- _PROBLEM DESCRIPTION_: Lift out each line of the data that holds "vous".
[START OF MATERIAL SUPPLIED]
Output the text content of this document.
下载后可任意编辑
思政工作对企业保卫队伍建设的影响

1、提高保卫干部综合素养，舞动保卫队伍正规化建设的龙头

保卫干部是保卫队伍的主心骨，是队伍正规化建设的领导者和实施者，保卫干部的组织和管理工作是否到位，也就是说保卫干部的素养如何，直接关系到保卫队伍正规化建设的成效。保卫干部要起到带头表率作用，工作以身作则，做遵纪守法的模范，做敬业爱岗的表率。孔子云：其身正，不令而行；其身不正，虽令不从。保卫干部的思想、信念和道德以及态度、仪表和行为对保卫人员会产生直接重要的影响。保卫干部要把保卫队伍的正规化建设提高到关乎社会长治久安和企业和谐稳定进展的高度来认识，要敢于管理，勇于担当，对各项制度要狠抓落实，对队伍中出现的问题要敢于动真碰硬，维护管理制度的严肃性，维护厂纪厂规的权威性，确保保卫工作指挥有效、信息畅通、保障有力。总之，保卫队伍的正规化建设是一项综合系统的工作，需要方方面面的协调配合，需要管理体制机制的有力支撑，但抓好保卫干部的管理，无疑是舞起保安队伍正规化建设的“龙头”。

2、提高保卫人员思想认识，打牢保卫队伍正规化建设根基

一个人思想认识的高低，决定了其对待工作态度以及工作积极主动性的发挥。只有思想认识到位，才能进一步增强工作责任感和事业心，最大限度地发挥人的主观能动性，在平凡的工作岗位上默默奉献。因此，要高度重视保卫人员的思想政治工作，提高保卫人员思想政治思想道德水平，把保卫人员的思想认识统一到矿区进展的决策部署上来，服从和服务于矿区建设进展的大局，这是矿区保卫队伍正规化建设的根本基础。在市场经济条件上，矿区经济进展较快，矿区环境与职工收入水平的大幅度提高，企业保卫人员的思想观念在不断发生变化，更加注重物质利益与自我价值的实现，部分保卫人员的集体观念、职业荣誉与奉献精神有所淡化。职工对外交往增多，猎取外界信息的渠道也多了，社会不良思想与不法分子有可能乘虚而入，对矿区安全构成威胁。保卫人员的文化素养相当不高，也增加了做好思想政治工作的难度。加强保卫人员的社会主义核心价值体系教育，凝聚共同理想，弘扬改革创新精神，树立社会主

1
[END OF MATERIAL SUPPLIED]
[START OF MATERIAL SUPPLIED]
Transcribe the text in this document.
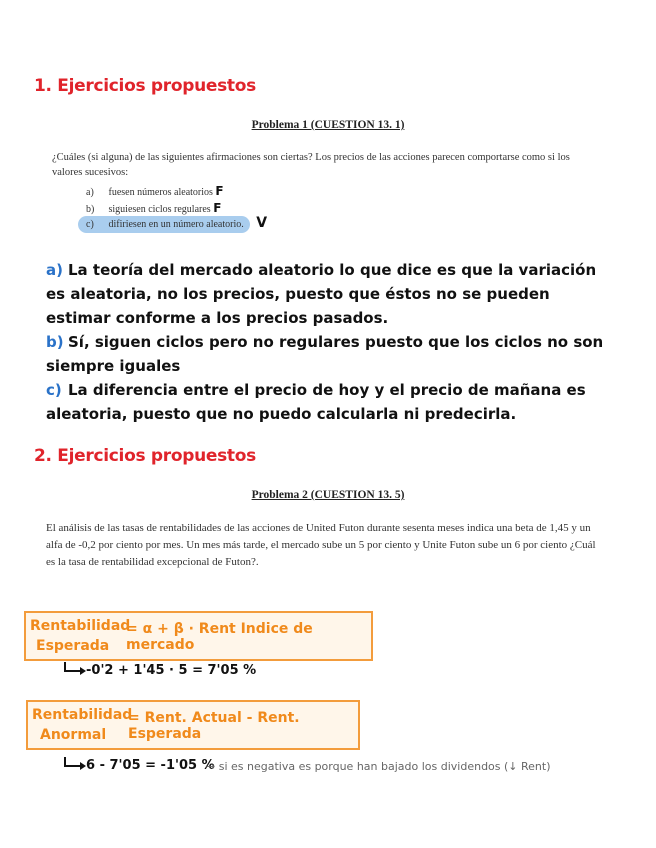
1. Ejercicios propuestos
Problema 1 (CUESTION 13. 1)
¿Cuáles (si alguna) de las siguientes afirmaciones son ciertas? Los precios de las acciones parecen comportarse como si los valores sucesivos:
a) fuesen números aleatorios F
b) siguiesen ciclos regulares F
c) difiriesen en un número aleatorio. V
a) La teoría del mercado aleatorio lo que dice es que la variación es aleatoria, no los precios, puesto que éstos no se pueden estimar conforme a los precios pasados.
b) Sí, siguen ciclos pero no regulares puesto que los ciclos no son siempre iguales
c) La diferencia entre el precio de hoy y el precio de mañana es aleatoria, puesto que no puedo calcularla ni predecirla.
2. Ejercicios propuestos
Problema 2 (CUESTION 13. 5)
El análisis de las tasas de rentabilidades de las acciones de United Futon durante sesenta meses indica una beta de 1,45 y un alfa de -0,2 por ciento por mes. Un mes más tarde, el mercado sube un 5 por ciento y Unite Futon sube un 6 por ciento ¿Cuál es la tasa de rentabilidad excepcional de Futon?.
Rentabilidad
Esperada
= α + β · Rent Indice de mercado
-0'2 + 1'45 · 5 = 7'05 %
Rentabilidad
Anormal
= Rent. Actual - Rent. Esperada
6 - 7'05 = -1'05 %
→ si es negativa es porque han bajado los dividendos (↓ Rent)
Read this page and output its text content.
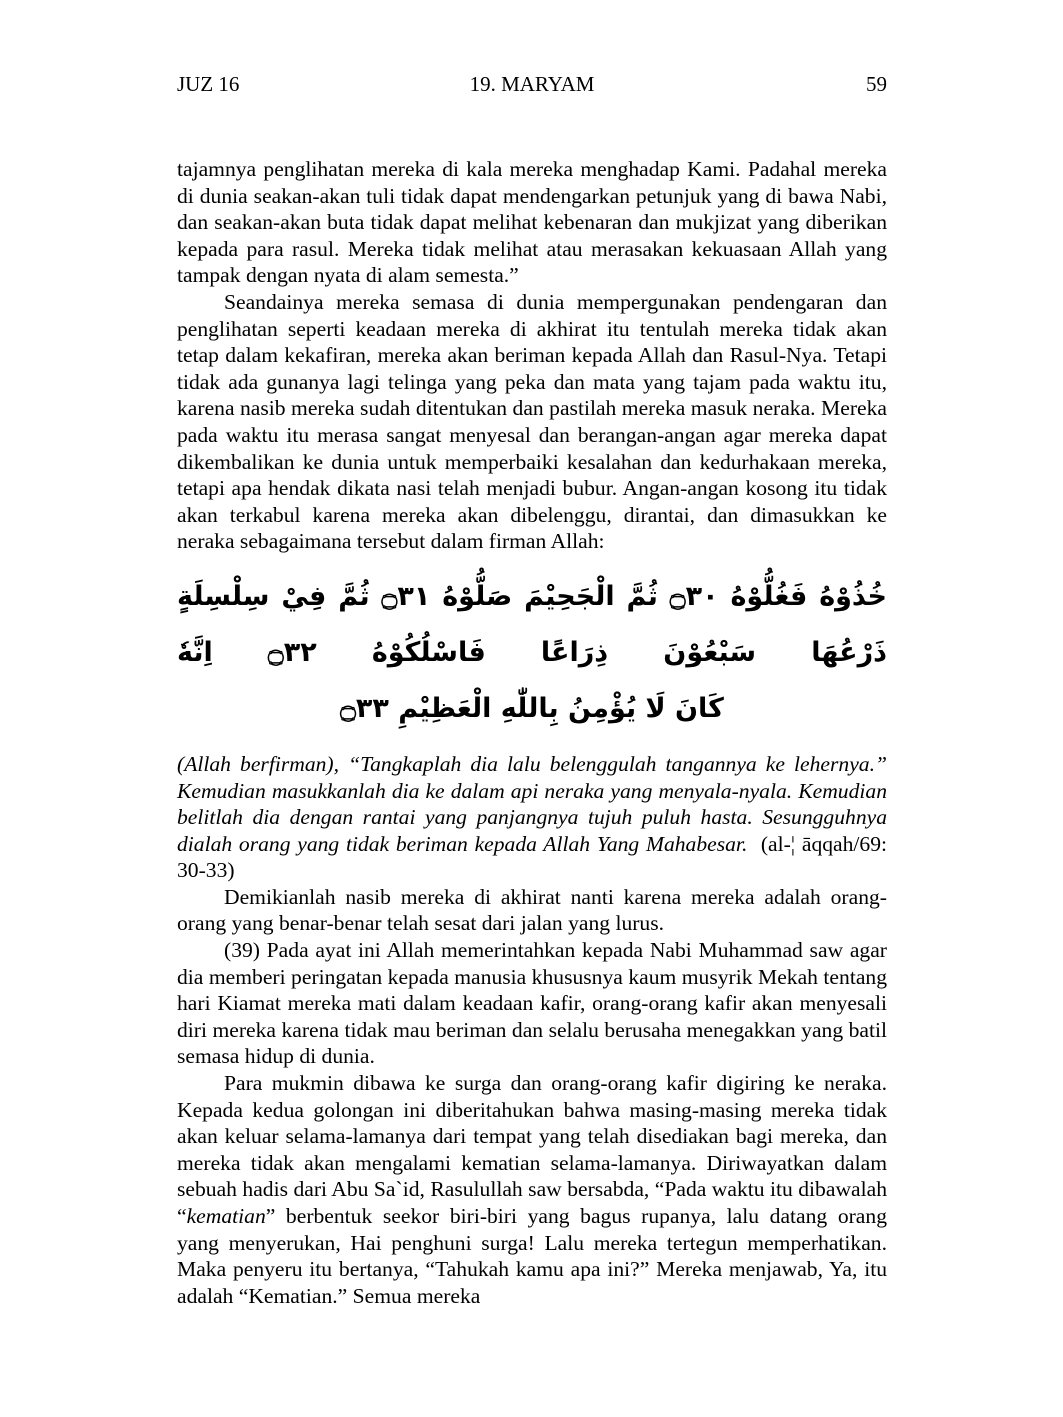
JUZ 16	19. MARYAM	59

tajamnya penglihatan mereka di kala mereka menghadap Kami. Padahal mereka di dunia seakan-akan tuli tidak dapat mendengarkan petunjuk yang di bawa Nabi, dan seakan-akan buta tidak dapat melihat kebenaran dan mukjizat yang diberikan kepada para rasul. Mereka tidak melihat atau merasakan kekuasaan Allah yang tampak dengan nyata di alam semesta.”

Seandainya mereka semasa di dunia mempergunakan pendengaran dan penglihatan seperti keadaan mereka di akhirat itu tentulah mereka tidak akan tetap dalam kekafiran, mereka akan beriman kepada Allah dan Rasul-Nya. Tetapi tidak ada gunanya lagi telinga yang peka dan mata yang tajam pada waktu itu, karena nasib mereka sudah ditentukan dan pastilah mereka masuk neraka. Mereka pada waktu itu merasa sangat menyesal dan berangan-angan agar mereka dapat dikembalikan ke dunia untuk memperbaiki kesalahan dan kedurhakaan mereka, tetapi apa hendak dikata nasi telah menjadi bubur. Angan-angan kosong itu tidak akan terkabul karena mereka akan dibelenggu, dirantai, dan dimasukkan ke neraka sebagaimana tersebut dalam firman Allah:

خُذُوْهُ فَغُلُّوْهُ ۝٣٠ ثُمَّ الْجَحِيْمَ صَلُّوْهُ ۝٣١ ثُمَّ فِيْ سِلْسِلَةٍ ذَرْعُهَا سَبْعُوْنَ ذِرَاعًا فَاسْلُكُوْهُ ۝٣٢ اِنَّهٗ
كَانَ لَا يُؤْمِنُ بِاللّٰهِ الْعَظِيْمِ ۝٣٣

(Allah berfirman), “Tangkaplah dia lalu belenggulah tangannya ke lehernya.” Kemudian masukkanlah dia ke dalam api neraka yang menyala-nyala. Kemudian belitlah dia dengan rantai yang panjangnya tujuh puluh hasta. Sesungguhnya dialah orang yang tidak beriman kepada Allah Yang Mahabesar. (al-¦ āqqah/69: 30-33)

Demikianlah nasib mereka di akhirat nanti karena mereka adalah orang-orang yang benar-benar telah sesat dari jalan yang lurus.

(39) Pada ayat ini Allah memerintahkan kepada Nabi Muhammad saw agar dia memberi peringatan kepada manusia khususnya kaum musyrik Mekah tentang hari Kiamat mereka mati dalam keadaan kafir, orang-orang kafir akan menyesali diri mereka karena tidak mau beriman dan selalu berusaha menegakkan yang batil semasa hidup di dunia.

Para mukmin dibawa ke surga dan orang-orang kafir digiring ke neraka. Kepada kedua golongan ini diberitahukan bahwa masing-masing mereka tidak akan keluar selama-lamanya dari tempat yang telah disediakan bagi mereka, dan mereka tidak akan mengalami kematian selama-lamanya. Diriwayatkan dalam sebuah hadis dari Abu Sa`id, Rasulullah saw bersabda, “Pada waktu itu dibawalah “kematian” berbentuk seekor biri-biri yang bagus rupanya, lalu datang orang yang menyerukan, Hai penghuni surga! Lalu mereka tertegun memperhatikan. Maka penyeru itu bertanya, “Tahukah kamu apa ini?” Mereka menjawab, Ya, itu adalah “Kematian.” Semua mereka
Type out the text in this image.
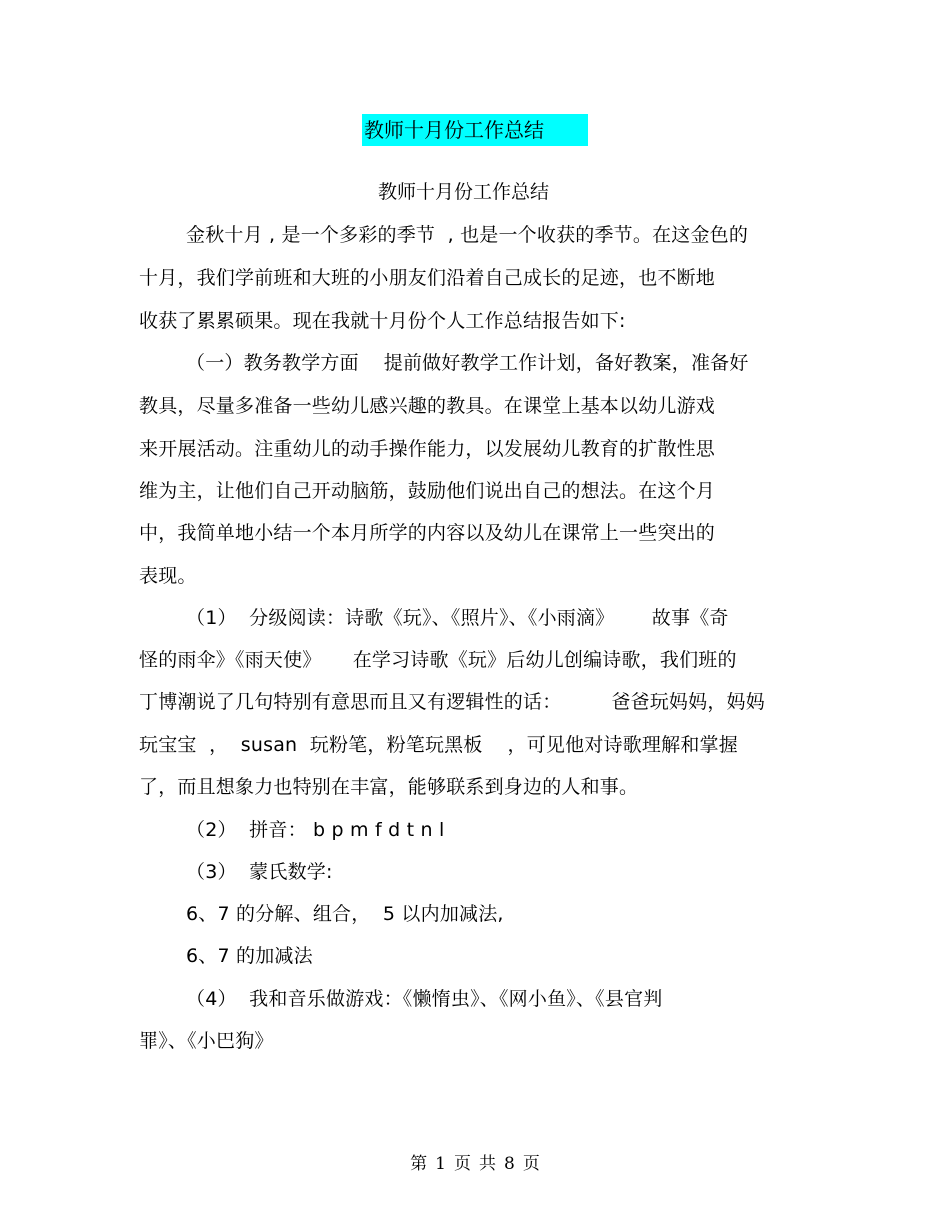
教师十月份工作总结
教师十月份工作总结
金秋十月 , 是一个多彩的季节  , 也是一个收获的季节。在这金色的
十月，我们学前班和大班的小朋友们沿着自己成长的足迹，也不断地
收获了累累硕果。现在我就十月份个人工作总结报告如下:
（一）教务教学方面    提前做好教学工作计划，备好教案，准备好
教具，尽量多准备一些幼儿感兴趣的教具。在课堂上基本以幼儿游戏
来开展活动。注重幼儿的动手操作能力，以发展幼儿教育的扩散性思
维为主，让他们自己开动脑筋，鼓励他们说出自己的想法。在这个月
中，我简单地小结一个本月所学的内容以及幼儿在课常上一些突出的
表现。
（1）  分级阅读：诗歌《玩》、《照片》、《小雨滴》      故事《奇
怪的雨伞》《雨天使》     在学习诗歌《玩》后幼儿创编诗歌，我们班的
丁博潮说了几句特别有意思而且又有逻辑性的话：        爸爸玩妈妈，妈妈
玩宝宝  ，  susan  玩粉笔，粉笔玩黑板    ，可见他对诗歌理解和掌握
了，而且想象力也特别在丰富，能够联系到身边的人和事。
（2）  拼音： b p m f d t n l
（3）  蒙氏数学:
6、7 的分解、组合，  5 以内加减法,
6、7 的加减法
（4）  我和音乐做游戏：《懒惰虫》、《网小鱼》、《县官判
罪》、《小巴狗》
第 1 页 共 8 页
[END OF MATERIAL SUPPLIED]
[START OF MATERIAL SUPPLIED]
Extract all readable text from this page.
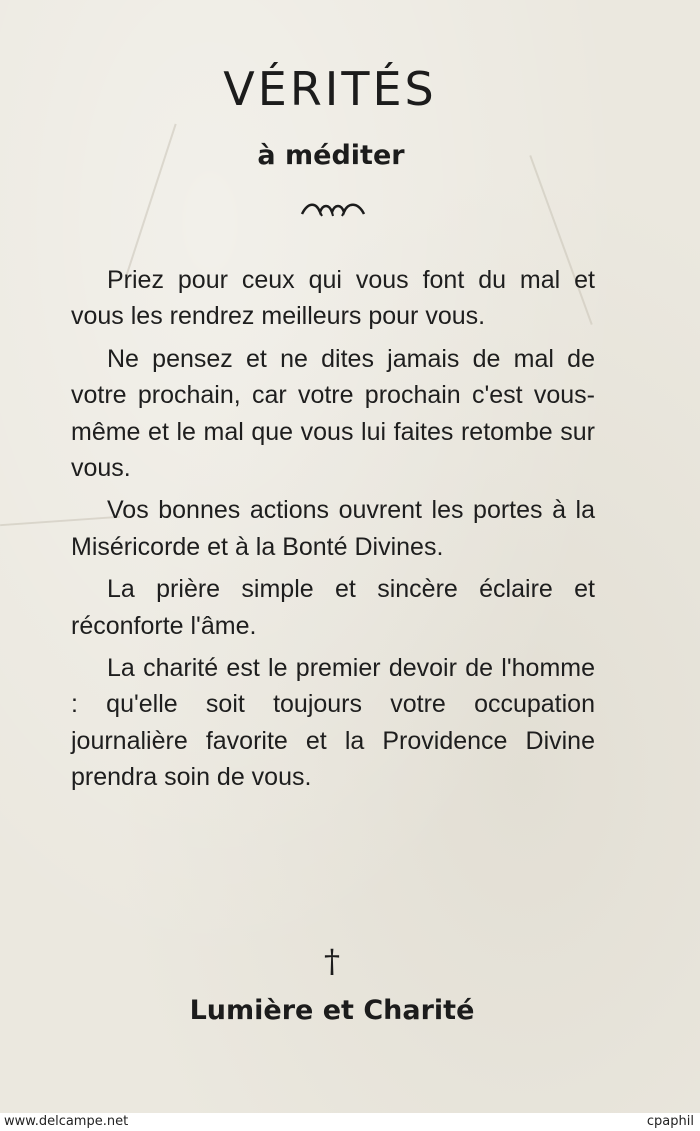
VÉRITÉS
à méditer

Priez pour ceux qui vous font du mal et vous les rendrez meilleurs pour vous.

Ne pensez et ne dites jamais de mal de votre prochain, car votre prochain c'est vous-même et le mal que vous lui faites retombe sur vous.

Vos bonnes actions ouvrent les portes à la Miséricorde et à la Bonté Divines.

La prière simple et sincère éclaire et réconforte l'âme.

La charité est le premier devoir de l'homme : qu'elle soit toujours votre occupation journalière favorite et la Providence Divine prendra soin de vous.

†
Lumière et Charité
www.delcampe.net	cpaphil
[END OF MATERIAL SUPPLIED]
- _RESULT OF THIS EXERCISE_:
Priez pour ceux qui vous font du mal et vous les rendrez meilleurs pour vous.
Ne pensez et ne dites jamais de mal de votre prochain, car votre prochain c'est vous-même et le mal que vous lui faites retombe sur vous.
La charité est le premier devoir de l'homme : qu'elle soit toujours votre occupation journalière favorite et la Providence Divine prendra soin de vous.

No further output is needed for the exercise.